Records

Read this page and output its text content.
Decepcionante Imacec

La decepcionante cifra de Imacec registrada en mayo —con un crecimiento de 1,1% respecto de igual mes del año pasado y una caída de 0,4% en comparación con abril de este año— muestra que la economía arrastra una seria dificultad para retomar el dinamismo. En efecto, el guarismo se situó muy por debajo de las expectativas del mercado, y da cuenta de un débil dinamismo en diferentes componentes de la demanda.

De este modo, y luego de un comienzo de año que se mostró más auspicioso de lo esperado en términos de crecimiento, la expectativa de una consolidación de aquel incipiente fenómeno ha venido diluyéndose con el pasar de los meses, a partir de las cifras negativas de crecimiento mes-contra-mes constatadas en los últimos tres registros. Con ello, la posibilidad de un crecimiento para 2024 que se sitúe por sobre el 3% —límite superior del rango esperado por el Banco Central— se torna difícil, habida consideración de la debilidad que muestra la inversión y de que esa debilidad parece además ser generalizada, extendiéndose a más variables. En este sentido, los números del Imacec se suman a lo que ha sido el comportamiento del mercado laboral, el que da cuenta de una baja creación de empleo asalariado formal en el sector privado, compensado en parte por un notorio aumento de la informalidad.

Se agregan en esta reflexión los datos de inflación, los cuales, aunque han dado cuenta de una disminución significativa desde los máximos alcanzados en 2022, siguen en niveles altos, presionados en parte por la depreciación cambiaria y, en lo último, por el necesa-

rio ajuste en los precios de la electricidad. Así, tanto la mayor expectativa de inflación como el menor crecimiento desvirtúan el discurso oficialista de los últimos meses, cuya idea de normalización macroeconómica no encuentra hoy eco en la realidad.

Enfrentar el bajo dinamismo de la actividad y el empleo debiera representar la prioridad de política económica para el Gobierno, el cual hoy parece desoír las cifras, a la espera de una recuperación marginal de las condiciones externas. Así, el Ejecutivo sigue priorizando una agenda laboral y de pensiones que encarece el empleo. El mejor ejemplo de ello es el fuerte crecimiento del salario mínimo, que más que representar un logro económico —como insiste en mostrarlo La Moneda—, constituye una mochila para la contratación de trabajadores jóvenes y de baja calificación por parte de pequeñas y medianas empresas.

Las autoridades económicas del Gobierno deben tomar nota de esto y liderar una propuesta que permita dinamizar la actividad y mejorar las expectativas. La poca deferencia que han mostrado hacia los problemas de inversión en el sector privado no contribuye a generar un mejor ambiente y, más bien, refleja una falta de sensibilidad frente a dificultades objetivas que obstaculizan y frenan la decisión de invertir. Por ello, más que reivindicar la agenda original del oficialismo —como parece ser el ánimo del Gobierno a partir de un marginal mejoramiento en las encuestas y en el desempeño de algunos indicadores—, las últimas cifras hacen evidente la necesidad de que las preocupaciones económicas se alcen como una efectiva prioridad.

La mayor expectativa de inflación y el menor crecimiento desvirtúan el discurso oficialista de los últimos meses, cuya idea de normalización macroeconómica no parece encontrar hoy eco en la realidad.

• _Given request_:
All of the entries above need to be reproduced exactly.

• _Correct output_:
Read this page and output its text content.
Decepcionante Imacec

La decepcionante cifra de Imacec registrada en mayo —con un crecimiento de 1,1% respecto de igual mes del año pasado y una caída de 0,4% en comparación con abril de este año— muestra que la economía arrastra una seria dificultad para retomar el dinamismo. En efecto, el guarismo se situó muy por debajo de las expectativas del mercado, y da cuenta de un débil dinamismo en diferentes componentes de la demanda.

De este modo, y luego de un comienzo de año que se mostró más auspicioso de lo esperado en términos de crecimiento, la expectativa de una consolidación de aquel incipiente fenómeno ha venido diluyéndose con el pasar de los meses, a partir de las cifras negativas de crecimiento mes-contra-mes constatadas en los últimos tres registros. Con ello, la posibilidad de un crecimiento para 2024 que se sitúe por sobre el 3% —límite superior del rango esperado por el Banco Central— se torna difícil, habida consideración de la debilidad que muestra la inversión y de que esa debilidad parece además ser generalizada, extendiéndose a más variables. En este sentido, los números del Imacec se suman a lo que ha sido el comportamiento del mercado laboral, el que da cuenta de una baja creación de empleo asalariado formal en el sector privado, compensado en parte por un notorio aumento de la informalidad.

Se agregan en esta reflexión los datos de inflación, los cuales, aunque han dado cuenta de una disminución significativa desde los máximos alcanzados en 2022, siguen en niveles altos, presionados en parte por la depreciación cambiaria y, en lo último, por el necesa-

rio ajuste en los precios de la electricidad. Así, tanto la mayor expectativa de inflación como el menor crecimiento desvirtúan el discurso oficialista de los últimos meses, cuya idea de normalización macroeconómica no encuentra hoy eco en la realidad.

Enfrentar el bajo dinamismo de la actividad y el empleo debiera representar la prioridad de política económica para el Gobierno, el cual hoy parece desoír las cifras, a la espera de una recuperación marginal de las condiciones externas. Así, el Ejecutivo sigue priorizando una agenda laboral y de pensiones que encarece el empleo. El mejor ejemplo de ello es el fuerte crecimiento del salario mínimo, que más que representar un logro económico —como insiste en mostrarlo La Moneda—, constituye una mochila para la contratación de trabajadores jóvenes y de baja calificación por parte de pequeñas y medianas empresas.

Las autoridades económicas del Gobierno deben tomar nota de esto y liderar una propuesta que permita dinamizar la actividad y mejorar las expectativas. La poca deferencia que han mostrado hacia los problemas de inversión en el sector privado no contribuye a generar un mejor ambiente y, más bien, refleja una falta de sensibilidad frente a dificultades objetivas que obstaculizan y frenan la decisión de invertir. Por ello, más que reivindicar la agenda original del oficialismo —como parece ser el ánimo del Gobierno a partir de un marginal mejoramiento en las encuestas y en el desempeño de algunos indicadores—, las últimas cifras hacen evidente la necesidad de que las preocupaciones económicas se alcen como una efectiva prioridad.

La mayor expectativa de inflación y el menor crecimiento desvirtúan el discurso oficialista de los últimos meses, cuya idea de normalización macroeconómica no parece encontrar hoy eco en la realidad.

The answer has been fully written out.